(GIVEN INSTRUCTION)
All of the listing below must be repeated word for word. Pictures are the only thing to omit.

·····

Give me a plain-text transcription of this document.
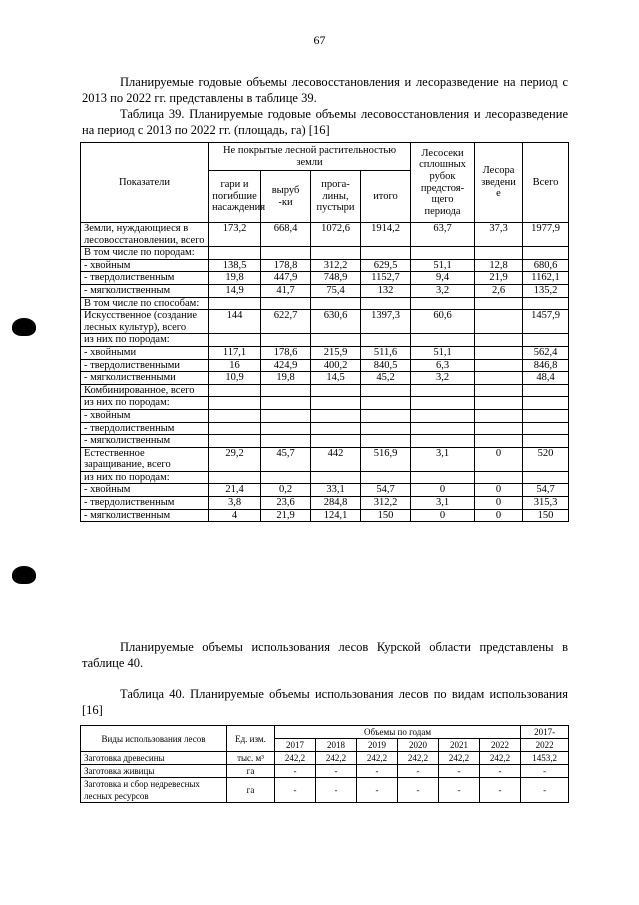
67

Планируемые годовые объемы лесовосстановления и лесоразведение на период с 2013 по 2022 гг. представлены в таблице 39.

Таблица 39. Планируемые годовые объемы лесовосстановления и лесоразведение на период с 2013 по 2022 гг. (площадь, га) [16]

Показатели	Не покрытые лесной растительностью земли				Лесосеки сплошных рубок предстоя- щего периода	Лесора зведени е	Всего
	гари и погибшие насаждения	выруб -ки	прога- лины, пустыри	итого			
Земли, нуждающиеся в лесовосстановлении, всего	173,2	668,4	1072,6	1914,2	63,7	37,3	1977,9
В том числе по породам:							
- хвойным	138,5	178,8	312,2	629,5	51,1	12,8	680,6
- твердолиственным	19,8	447,9	748,9	1152,7	9,4	21,9	1162,1
- мягколиственным	14,9	41,7	75,4	132	3,2	2,6	135,2
В том числе по способам:							
Искусственное (создание лесных культур), всего	144	622,7	630,6	1397,3	60,6		1457,9
из них по породам:							
- хвойными	117,1	178,6	215,9	511,6	51,1		562,4
- твердолиственными	16	424,9	400,2	840,5	6,3		846,8
- мягколиственными	10,9	19,8	14,5	45,2	3,2		48,4
Комбинированное, всего							
из них по породам:							
- хвойным							
- твердолиственным							
- мягколиственным							
Естественное заращивание, всего	29,2	45,7	442	516,9	3,1	0	520
из них по породам:							
- хвойным	21,4	0,2	33,1	54,7	0	0	54,7
- твердолиственным	3,8	23,6	284,8	312,2	3,1	0	315,3
- мягколиственным	4	21,9	124,1	150	0	0	150

Планируемые объемы использования лесов Курской области представлены в таблице 40.

Таблица 40. Планируемые объемы использования лесов по видам использования [16]

Виды использования лесов	Ед. изм.	Объемы по годам						2017-
		2017	2018	2019	2020	2021	2022	2022
Заготовка древесины	тыс. м³	242,2	242,2	242,2	242,2	242,2	242,2	1453,2
Заготовка живицы	га	-	-	-	-	-	-	-
Заготовка и сбор недревесных лесных ресурсов	га	-	-	-	-	-	-	-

·····

(RESPONSE TO THE TASK)
Give me a plain-text transcription of this document.
67

Планируемые годовые объемы лесовосстановления и лесоразведение на период с 2013 по 2022 гг. представлены в таблице 39.

Таблица 39. Планируемые годовые объемы лесовосстановления и лесоразведение на период с 2013 по 2022 гг. (площадь, га) [16]

Показатели	Не покрытые лесной растительностью земли				Лесосеки сплошных рубок предстоя- щего периода	Лесора зведени е	Всего
	гари и погибшие насаждения	выруб -ки	прога- лины, пустыри	итого			
Земли, нуждающиеся в лесовосстановлении, всего	173,2	668,4	1072,6	1914,2	63,7	37,3	1977,9
В том числе по породам:							
- хвойным	138,5	178,8	312,2	629,5	51,1	12,8	680,6
- твердолиственным	19,8	447,9	748,9	1152,7	9,4	21,9	1162,1
- мягколиственным	14,9	41,7	75,4	132	3,2	2,6	135,2
В том числе по способам:							
Искусственное (создание лесных культур), всего	144	622,7	630,6	1397,3	60,6		1457,9
из них по породам:							
- хвойными	117,1	178,6	215,9	511,6	51,1		562,4
- твердолиственными	16	424,9	400,2	840,5	6,3		846,8
- мягколиственными	10,9	19,8	14,5	45,2	3,2		48,4
Комбинированное, всего							
из них по породам:							
- хвойным							
- твердолиственным							
- мягколиственным							
Естественное заращивание, всего	29,2	45,7	442	516,9	3,1	0	520
из них по породам:							
- хвойным	21,4	0,2	33,1	54,7	0	0	54,7
- твердолиственным	3,8	23,6	284,8	312,2	3,1	0	315,3
- мягколиственным	4	21,9	124,1	150	0	0	150

Планируемые объемы использования лесов Курской области представлены в таблице 40.

Таблица 40. Планируемые объемы использования лесов по видам использования [16]

Виды использования лесов	Ед. изм.	Объемы по годам						2017-
		2017	2018	2019	2020	2021	2022	2022
Заготовка древесины	тыс. м³	242,2	242,2	242,2	242,2	242,2	242,2	1453,2
Заготовка живицы	га	-	-	-	-	-	-	-
Заготовка и сбор недревесных лесных ресурсов	га	-	-	-	-	-	-	-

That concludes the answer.